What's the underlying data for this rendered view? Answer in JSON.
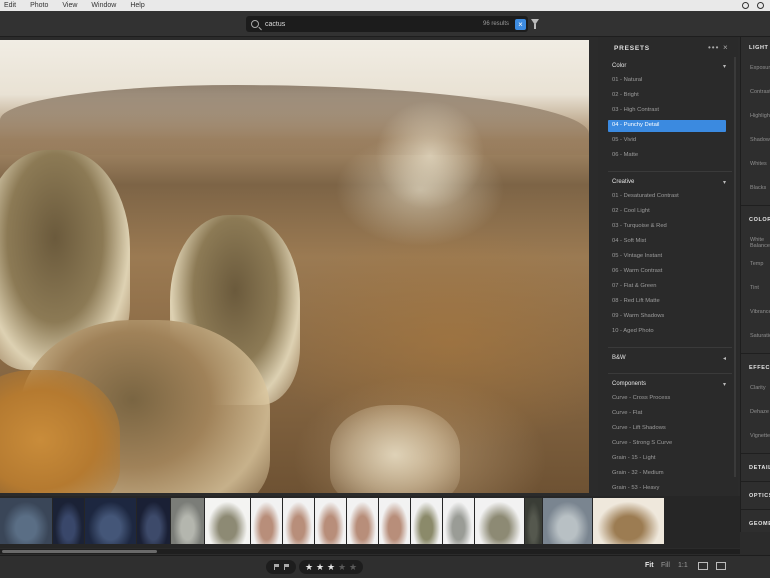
{
  "menubar": {
    "items": [
      "Edit",
      "Photo",
      "View",
      "Window",
      "Help"
    ]
  },
  "search": {
    "query": "cactus",
    "results": "96 results",
    "clear": "×"
  },
  "presets": {
    "title": "PRESETS",
    "more": "•••",
    "close": "×",
    "groups": [
      {
        "name": "Color",
        "chevron": "▾",
        "items": [
          "01 - Natural",
          "02 - Bright",
          "03 - High Contrast",
          "04 - Punchy Detail",
          "05 - Vivid",
          "06 - Matte"
        ],
        "selected": 3
      },
      {
        "name": "Creative",
        "chevron": "▾",
        "items": [
          "01 - Desaturated Contrast",
          "02 - Cool Light",
          "03 - Turquoise & Red",
          "04 - Soft Mist",
          "05 - Vintage Instant",
          "06 - Warm Contrast",
          "07 - Flat & Green",
          "08 - Red Lift Matte",
          "09 - Warm Shadows",
          "10 - Aged Photo"
        ]
      },
      {
        "name": "B&W",
        "chevron": "◂",
        "items": []
      },
      {
        "name": "Components",
        "chevron": "▾",
        "items": [
          "Curve - Cross Process",
          "Curve - Flat",
          "Curve - Lift Shadows",
          "Curve - Strong S Curve",
          "Grain - 15 - Light",
          "Grain - 32 - Medium",
          "Grain - 53 - Heavy"
        ]
      }
    ]
  },
  "edit": {
    "sections": [
      {
        "title": "LIGHT",
        "labels": [
          "Exposure",
          "Contrast",
          "Highlights",
          "Shadows",
          "Whites",
          "Blacks"
        ]
      },
      {
        "title": "COLOR",
        "labels": [
          "White Balance",
          "Temp",
          "Tint",
          "Vibrance",
          "Saturation"
        ]
      },
      {
        "title": "EFFECTS",
        "labels": [
          "Clarity",
          "Dehaze",
          "Vignette"
        ]
      },
      {
        "title": "DETAIL",
        "labels": []
      },
      {
        "title": "OPTICS",
        "labels": []
      },
      {
        "title": "GEOMETRY",
        "labels": []
      }
    ]
  },
  "rating": {
    "stars": 3,
    "max": 5,
    "full": "★",
    "empty": "★"
  },
  "view": {
    "fit": "Fit",
    "fill": "Fill",
    "one": "1:1"
  },
  "colors": {
    "accent": "#3b8ae0",
    "panel": "#2a2a2a",
    "chrome": "#323232"
  }
}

TASK STATEMENT:
Copy the records above exactly, omitting every picture.

THE SOLUTION:
What's the underlying data for this rendered view? Answer in JSON.
{
  "menubar": {
    "items": [
      "Edit",
      "Photo",
      "View",
      "Window",
      "Help"
    ]
  },
  "search": {
    "query": "cactus",
    "results": "96 results",
    "clear": "×"
  },
  "presets": {
    "title": "PRESETS",
    "more": "•••",
    "close": "×",
    "groups": [
      {
        "name": "Color",
        "chevron": "▾",
        "items": [
          "01 - Natural",
          "02 - Bright",
          "03 - High Contrast",
          "04 - Punchy Detail",
          "05 - Vivid",
          "06 - Matte"
        ],
        "selected": 3
      },
      {
        "name": "Creative",
        "chevron": "▾",
        "items": [
          "01 - Desaturated Contrast",
          "02 - Cool Light",
          "03 - Turquoise & Red",
          "04 - Soft Mist",
          "05 - Vintage Instant",
          "06 - Warm Contrast",
          "07 - Flat & Green",
          "08 - Red Lift Matte",
          "09 - Warm Shadows",
          "10 - Aged Photo"
        ]
      },
      {
        "name": "B&W",
        "chevron": "◂",
        "items": []
      },
      {
        "name": "Components",
        "chevron": "▾",
        "items": [
          "Curve - Cross Process",
          "Curve - Flat",
          "Curve - Lift Shadows",
          "Curve - Strong S Curve",
          "Grain - 15 - Light",
          "Grain - 32 - Medium",
          "Grain - 53 - Heavy"
        ]
      }
    ]
  },
  "edit": {
    "sections": [
      {
        "title": "LIGHT",
        "labels": [
          "Exposure",
          "Contrast",
          "Highlights",
          "Shadows",
          "Whites",
          "Blacks"
        ]
      },
      {
        "title": "COLOR",
        "labels": [
          "White Balance",
          "Temp",
          "Tint",
          "Vibrance",
          "Saturation"
        ]
      },
      {
        "title": "EFFECTS",
        "labels": [
          "Clarity",
          "Dehaze",
          "Vignette"
        ]
      },
      {
        "title": "DETAIL",
        "labels": []
      },
      {
        "title": "OPTICS",
        "labels": []
      },
      {
        "title": "GEOMETRY",
        "labels": []
      }
    ]
  },
  "rating": {
    "stars": 3,
    "max": 5,
    "full": "★",
    "empty": "★"
  },
  "view": {
    "fit": "Fit",
    "fill": "Fill",
    "one": "1:1"
  },
  "colors": {
    "accent": "#3b8ae0",
    "panel": "#2a2a2a",
    "chrome": "#323232"
  }
}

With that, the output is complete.